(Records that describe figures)
___

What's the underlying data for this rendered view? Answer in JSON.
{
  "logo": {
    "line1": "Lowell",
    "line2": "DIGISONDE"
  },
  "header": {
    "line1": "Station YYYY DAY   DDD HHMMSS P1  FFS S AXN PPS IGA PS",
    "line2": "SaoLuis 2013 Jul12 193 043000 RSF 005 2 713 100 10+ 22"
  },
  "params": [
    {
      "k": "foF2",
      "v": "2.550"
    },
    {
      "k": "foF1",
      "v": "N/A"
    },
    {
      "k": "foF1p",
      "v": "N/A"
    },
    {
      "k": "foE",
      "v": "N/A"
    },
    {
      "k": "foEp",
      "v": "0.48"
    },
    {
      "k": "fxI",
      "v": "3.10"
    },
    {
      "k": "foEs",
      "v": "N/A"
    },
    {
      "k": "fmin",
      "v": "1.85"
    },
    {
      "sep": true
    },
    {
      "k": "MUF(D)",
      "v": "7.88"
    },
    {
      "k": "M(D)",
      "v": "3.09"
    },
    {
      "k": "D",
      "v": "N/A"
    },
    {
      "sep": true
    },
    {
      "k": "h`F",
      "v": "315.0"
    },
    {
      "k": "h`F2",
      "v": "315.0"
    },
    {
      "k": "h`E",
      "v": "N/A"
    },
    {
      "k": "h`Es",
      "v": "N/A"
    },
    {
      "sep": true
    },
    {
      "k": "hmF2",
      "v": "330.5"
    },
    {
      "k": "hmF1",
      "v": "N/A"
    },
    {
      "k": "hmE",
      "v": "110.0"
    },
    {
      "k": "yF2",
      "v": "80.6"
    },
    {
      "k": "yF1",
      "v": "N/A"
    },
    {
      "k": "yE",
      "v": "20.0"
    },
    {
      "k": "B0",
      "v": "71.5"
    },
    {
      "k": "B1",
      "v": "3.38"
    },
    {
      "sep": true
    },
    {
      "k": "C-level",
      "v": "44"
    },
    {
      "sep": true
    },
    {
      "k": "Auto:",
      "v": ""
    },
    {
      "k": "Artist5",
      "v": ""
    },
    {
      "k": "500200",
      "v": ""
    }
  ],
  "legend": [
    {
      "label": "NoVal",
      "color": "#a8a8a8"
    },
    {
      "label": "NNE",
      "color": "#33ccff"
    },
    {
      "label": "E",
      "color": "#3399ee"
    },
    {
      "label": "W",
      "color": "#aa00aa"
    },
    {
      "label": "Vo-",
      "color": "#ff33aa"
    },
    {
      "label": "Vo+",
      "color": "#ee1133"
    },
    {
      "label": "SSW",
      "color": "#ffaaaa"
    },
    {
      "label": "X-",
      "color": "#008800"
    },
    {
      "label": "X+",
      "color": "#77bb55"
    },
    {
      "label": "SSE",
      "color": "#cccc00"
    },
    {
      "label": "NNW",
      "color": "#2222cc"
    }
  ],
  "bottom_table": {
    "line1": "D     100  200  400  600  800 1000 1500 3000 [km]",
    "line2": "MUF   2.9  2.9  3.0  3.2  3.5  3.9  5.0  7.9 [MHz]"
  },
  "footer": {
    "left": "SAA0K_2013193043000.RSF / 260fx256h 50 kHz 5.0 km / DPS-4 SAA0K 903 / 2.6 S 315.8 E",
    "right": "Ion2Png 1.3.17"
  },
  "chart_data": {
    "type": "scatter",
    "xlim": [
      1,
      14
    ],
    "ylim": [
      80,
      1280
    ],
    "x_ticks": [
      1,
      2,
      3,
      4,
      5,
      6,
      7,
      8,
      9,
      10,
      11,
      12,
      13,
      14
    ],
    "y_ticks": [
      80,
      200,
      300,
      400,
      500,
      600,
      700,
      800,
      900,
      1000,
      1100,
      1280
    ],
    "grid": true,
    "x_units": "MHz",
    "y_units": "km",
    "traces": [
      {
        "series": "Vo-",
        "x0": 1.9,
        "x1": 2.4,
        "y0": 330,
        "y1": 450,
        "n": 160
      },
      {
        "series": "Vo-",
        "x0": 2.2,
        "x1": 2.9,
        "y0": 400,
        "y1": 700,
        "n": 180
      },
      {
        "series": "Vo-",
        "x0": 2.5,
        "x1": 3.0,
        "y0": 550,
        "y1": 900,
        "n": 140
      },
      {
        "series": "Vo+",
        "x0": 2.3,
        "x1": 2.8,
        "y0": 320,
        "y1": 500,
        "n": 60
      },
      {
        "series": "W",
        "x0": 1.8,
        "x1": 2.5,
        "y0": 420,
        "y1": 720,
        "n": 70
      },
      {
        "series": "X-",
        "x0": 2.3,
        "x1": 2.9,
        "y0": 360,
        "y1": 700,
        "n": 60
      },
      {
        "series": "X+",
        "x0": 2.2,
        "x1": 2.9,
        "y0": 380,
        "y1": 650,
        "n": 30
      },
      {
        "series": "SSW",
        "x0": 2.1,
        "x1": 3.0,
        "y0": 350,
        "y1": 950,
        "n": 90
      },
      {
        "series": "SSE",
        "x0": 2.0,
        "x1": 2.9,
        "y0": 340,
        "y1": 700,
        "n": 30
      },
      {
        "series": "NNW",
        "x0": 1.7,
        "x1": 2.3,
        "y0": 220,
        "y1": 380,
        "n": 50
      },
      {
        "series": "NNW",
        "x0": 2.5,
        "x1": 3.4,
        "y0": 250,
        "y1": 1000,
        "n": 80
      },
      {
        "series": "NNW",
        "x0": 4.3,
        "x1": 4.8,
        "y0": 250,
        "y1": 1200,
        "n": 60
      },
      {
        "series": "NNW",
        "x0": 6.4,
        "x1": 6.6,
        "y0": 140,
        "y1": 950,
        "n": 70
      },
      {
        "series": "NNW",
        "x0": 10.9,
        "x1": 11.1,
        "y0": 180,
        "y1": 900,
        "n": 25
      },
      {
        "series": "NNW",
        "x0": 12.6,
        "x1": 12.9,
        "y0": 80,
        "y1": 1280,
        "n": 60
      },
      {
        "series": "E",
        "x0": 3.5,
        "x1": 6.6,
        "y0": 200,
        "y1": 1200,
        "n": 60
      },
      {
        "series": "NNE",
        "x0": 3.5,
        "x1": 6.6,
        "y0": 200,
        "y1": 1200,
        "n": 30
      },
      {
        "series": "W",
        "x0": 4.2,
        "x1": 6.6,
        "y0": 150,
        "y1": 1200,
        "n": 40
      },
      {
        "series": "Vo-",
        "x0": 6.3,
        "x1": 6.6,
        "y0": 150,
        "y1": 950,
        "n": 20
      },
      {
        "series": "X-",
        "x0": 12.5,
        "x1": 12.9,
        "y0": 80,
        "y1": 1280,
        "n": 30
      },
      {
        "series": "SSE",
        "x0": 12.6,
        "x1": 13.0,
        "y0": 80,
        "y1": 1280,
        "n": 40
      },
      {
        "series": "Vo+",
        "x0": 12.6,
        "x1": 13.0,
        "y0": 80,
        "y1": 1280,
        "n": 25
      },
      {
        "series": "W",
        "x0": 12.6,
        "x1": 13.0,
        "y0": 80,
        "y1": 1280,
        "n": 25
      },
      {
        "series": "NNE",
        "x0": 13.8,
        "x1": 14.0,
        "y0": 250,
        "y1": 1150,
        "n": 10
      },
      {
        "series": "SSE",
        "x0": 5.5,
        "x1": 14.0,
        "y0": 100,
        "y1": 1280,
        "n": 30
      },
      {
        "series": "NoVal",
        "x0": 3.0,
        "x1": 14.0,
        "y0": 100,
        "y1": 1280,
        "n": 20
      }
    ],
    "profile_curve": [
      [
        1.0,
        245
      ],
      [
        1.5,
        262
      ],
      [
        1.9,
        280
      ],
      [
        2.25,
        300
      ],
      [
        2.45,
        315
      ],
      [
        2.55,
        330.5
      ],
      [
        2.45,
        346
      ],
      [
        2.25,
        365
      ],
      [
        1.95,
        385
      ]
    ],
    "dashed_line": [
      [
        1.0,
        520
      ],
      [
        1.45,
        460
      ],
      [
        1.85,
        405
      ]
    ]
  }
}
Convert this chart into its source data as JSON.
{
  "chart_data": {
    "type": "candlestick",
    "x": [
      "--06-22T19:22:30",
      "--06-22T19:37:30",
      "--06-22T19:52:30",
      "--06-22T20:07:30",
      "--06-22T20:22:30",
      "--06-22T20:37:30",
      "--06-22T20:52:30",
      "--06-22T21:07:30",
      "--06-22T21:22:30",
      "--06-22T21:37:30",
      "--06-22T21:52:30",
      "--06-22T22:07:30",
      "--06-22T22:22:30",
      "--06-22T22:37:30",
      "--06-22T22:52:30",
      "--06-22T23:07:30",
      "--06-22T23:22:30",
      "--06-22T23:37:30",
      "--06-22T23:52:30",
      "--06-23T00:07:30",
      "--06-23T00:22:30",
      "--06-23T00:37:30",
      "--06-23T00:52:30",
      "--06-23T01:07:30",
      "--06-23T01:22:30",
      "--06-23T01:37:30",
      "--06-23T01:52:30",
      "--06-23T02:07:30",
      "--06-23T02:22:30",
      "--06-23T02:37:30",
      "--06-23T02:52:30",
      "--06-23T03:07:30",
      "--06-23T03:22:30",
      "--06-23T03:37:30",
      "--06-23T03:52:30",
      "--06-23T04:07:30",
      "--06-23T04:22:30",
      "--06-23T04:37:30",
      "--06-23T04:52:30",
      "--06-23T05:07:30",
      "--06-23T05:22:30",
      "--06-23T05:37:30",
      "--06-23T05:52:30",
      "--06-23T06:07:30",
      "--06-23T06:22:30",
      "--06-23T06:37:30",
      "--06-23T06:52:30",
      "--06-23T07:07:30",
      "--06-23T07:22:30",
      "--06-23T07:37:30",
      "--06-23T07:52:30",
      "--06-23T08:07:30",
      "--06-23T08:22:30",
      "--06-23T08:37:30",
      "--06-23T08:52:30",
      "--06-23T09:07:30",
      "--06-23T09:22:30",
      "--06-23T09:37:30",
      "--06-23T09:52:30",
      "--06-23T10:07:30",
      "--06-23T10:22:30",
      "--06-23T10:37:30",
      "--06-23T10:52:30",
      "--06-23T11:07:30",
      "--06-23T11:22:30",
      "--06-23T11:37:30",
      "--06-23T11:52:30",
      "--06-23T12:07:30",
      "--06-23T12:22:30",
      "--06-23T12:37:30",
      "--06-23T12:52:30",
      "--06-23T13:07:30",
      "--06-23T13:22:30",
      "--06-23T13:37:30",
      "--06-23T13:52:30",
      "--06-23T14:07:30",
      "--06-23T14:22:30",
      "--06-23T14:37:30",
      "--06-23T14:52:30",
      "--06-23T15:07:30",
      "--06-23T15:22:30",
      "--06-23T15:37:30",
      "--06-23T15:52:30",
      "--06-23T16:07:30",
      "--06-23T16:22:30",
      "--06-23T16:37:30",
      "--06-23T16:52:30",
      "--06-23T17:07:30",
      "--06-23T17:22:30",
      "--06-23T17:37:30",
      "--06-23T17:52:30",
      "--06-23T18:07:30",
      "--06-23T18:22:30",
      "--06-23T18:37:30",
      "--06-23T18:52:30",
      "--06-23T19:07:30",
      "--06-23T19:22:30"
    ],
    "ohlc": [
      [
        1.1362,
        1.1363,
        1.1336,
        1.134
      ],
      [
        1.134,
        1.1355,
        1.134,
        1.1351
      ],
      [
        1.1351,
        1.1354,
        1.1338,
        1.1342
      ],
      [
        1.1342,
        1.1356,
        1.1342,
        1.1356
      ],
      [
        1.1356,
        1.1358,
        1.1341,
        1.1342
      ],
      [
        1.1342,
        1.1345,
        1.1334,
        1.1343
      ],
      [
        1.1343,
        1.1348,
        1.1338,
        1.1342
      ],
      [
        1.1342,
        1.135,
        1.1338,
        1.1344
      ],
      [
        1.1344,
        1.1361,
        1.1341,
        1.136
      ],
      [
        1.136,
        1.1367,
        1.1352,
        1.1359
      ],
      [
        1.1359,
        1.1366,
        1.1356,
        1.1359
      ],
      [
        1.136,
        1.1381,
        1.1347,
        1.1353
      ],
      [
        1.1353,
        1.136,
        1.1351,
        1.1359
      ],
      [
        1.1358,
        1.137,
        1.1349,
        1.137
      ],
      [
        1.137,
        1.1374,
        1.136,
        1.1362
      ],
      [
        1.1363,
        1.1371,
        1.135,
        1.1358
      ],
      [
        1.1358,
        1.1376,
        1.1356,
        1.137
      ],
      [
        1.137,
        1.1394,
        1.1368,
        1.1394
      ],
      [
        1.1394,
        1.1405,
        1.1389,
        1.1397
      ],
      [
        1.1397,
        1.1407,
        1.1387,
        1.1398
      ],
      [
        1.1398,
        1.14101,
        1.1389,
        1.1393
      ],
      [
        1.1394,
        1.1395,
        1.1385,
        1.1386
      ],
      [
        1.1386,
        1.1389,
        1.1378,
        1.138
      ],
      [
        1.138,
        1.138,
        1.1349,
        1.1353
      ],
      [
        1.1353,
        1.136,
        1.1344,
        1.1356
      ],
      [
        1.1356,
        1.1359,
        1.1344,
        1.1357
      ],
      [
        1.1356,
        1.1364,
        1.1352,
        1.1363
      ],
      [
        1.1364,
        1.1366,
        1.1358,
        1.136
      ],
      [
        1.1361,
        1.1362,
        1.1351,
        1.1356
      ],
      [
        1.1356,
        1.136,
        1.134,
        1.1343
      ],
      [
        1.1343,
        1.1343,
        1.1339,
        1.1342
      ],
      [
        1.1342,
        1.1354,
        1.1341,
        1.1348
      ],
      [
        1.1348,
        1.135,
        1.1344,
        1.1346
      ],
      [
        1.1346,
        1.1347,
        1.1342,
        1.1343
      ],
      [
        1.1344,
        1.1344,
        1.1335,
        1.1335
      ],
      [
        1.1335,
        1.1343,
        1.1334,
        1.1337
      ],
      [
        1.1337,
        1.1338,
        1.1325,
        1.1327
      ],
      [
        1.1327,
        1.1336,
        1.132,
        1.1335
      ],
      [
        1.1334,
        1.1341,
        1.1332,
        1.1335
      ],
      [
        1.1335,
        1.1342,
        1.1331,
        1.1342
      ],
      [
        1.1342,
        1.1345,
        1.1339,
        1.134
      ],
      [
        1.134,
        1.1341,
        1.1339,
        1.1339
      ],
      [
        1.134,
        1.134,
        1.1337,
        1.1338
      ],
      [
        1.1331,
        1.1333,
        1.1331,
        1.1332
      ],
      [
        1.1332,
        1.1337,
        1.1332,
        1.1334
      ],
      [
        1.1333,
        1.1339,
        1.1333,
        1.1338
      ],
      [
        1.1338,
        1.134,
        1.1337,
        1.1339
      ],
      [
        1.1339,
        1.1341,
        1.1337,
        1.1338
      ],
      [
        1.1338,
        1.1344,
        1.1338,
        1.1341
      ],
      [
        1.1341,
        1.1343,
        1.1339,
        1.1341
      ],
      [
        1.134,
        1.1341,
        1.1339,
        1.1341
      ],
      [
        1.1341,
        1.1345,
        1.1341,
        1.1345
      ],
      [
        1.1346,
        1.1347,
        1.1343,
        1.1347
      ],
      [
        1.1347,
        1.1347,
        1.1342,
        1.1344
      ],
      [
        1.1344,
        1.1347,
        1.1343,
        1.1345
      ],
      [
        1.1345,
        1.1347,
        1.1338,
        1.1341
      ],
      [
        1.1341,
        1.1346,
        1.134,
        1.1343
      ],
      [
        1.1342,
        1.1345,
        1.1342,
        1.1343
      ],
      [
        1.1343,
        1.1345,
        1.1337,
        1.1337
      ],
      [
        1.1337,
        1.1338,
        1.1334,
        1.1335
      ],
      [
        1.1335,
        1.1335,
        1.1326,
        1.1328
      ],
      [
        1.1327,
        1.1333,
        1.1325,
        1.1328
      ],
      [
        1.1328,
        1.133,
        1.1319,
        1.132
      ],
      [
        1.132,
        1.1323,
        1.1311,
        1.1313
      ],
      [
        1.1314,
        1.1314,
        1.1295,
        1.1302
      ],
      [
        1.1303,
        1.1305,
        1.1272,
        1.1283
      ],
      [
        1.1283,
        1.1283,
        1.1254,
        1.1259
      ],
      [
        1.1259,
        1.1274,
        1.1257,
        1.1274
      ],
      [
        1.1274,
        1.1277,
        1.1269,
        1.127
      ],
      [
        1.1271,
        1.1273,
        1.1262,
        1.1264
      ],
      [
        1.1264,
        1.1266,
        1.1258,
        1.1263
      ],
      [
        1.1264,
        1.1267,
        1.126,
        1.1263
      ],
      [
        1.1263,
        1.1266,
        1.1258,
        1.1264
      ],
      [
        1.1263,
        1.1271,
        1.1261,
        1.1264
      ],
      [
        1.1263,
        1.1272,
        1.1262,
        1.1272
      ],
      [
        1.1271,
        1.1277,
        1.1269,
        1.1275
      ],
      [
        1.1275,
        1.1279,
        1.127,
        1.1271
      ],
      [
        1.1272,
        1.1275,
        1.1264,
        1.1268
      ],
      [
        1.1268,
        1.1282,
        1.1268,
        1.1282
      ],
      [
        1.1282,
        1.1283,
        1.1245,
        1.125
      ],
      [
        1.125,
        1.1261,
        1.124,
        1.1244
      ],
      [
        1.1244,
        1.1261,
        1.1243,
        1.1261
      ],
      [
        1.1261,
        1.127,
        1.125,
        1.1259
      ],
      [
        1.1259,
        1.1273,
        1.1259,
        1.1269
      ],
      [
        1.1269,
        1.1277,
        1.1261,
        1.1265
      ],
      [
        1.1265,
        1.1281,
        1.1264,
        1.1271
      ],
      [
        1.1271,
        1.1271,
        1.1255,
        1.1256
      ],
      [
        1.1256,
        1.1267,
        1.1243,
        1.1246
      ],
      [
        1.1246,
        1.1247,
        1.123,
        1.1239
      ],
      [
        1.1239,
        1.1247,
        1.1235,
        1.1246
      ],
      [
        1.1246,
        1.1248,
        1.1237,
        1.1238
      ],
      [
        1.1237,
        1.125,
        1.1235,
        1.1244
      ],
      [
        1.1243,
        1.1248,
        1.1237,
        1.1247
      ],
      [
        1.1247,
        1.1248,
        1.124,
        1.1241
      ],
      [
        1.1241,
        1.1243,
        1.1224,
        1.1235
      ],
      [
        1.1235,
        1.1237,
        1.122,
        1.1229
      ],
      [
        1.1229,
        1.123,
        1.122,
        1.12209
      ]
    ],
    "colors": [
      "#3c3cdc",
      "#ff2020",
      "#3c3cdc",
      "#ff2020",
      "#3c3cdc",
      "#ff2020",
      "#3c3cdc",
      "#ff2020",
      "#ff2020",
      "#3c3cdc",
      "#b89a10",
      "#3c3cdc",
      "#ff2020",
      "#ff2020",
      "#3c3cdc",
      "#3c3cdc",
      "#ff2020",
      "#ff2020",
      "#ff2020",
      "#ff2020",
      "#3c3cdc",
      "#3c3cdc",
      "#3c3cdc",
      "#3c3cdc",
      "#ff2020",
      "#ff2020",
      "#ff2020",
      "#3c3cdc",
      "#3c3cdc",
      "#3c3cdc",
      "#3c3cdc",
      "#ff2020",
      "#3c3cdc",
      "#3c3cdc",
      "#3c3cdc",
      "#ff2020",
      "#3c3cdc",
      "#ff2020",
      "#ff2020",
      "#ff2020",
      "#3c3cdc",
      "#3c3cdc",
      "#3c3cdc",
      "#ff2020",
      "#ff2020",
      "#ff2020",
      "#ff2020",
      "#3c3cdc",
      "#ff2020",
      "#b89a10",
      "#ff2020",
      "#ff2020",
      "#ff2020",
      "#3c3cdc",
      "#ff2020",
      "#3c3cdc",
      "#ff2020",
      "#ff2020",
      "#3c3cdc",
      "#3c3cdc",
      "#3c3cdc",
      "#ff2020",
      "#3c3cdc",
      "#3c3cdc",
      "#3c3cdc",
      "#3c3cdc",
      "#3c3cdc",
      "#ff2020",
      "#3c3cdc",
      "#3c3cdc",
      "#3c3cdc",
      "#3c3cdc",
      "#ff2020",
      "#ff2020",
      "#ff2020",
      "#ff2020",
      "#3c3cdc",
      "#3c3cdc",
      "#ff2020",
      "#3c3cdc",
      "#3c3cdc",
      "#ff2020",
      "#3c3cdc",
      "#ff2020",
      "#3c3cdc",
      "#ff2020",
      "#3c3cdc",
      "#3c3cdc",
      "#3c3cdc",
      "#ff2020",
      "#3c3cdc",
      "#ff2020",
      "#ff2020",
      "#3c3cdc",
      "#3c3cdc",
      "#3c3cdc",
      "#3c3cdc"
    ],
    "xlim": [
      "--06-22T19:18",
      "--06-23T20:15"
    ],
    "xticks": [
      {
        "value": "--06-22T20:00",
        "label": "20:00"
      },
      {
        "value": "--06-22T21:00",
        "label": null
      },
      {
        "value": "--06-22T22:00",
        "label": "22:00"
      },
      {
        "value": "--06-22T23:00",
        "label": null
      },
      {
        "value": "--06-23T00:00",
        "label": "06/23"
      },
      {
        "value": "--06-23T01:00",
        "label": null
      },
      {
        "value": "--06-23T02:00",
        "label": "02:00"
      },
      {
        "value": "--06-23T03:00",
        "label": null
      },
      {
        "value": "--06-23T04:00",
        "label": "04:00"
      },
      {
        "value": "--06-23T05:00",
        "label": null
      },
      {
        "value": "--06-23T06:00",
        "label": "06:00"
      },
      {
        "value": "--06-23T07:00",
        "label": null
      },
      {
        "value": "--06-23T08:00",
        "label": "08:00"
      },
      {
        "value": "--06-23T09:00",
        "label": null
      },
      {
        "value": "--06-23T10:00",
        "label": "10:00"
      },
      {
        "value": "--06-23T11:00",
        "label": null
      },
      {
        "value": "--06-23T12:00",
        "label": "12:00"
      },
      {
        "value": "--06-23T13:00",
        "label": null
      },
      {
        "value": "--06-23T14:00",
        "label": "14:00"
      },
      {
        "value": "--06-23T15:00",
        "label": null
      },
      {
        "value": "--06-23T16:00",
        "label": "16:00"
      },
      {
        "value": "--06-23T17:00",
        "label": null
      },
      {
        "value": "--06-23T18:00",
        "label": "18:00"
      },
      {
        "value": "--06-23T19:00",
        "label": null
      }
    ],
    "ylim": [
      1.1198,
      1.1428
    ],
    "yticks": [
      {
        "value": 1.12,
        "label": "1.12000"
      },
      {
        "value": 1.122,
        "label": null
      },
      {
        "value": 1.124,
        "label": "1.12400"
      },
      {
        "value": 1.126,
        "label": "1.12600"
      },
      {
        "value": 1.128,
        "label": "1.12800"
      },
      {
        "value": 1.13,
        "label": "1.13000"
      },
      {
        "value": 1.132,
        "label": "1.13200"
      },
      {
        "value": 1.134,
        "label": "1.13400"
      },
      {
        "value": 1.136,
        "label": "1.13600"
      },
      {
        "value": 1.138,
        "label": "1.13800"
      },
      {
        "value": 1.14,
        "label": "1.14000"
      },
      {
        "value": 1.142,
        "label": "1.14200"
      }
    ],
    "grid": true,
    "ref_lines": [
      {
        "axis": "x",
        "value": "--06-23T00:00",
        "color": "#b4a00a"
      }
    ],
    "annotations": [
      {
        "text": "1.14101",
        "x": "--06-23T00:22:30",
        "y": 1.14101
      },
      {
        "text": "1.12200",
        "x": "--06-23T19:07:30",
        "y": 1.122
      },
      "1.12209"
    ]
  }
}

___

=== Work to complete ===
Look through the data and show every line containing "JSON".

=== Answer in full ===
What's the underlying data for this rendered view? Answer in JSON.
Convert this chart into its source data as JSON.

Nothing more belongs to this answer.